▶ **Extracted information**
(begin)

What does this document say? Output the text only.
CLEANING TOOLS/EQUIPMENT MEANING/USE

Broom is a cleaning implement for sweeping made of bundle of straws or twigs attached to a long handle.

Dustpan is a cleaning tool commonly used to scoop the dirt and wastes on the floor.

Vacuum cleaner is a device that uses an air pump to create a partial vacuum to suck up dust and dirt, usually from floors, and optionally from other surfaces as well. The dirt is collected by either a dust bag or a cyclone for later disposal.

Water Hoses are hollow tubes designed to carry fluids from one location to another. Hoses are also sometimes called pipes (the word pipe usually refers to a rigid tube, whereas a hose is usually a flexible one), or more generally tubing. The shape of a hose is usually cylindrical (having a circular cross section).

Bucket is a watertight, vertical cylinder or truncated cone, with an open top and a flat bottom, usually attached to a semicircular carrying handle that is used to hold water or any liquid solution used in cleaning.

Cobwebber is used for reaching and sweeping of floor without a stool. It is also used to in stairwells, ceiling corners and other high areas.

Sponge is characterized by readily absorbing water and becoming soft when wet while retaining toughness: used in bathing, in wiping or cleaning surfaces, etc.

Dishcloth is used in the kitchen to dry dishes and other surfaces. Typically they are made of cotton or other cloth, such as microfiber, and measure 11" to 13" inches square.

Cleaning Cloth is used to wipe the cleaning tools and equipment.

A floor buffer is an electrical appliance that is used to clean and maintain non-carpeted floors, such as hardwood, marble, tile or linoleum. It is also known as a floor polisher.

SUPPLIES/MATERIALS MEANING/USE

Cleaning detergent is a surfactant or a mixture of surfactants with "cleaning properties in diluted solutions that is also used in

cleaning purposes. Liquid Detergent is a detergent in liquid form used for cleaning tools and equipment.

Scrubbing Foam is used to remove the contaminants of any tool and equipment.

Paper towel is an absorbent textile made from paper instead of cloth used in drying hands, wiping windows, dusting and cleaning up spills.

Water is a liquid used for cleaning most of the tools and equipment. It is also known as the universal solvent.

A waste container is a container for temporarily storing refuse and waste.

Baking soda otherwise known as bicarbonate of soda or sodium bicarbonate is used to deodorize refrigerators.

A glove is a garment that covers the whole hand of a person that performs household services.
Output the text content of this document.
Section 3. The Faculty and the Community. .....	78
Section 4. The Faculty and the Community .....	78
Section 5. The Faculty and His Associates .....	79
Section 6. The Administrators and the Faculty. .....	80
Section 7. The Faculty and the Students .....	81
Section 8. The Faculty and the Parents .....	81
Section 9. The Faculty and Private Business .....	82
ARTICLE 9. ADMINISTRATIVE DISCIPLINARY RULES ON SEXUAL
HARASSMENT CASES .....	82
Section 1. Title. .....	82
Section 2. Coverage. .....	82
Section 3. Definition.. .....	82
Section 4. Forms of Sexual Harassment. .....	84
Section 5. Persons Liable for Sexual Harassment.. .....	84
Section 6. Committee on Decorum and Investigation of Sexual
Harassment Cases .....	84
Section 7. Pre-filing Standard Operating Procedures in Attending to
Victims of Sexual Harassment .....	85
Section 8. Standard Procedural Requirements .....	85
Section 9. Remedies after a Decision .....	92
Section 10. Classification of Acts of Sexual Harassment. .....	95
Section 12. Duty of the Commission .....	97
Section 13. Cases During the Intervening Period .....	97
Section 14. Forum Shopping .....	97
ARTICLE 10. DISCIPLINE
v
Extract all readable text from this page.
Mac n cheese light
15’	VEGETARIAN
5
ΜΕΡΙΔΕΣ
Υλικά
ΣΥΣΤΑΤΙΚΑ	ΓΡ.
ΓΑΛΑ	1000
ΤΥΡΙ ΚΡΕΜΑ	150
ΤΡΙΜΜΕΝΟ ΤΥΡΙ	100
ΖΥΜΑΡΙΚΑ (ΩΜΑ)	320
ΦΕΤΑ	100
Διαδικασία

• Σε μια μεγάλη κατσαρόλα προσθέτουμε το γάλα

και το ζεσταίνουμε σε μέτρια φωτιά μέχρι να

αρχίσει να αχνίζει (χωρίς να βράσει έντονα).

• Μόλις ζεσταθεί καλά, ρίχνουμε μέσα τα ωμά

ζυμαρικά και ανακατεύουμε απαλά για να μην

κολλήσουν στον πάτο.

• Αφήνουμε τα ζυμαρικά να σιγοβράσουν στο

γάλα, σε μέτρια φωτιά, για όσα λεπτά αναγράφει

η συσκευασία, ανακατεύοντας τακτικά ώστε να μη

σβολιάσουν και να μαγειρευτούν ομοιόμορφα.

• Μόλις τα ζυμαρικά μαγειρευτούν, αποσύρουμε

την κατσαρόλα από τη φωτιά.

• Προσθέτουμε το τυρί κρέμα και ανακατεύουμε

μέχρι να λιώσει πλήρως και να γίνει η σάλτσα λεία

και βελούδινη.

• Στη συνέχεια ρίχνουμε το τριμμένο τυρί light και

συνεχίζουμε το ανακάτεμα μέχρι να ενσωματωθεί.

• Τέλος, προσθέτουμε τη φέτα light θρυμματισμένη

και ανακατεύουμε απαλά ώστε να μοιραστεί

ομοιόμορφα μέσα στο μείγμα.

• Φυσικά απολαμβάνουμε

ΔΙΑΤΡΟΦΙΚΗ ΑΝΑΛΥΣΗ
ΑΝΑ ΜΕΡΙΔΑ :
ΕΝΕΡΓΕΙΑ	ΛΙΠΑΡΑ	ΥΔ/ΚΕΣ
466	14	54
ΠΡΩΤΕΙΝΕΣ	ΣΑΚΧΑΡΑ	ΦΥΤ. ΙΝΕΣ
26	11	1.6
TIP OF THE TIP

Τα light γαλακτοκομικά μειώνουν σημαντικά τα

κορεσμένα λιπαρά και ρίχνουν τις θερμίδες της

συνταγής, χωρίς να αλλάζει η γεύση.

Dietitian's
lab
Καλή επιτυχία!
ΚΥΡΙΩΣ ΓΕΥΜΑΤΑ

(end)

▶ **Your goal**
In the records above, find the lines containing "liquid" and copy them.

▶ **Solution**
Bucket is a watertight, vertical cylinder or truncated cone, with an open top and a flat bottom, usually attached to a semicircular carrying handle that is used to hold water or any liquid solution used in cleaning.
cleaning purposes. Liquid Detergent is a detergent in liquid form used for cleaning tools and equipment.
Water is a liquid used for cleaning most of the tools and equipment. It is also known as the universal solvent.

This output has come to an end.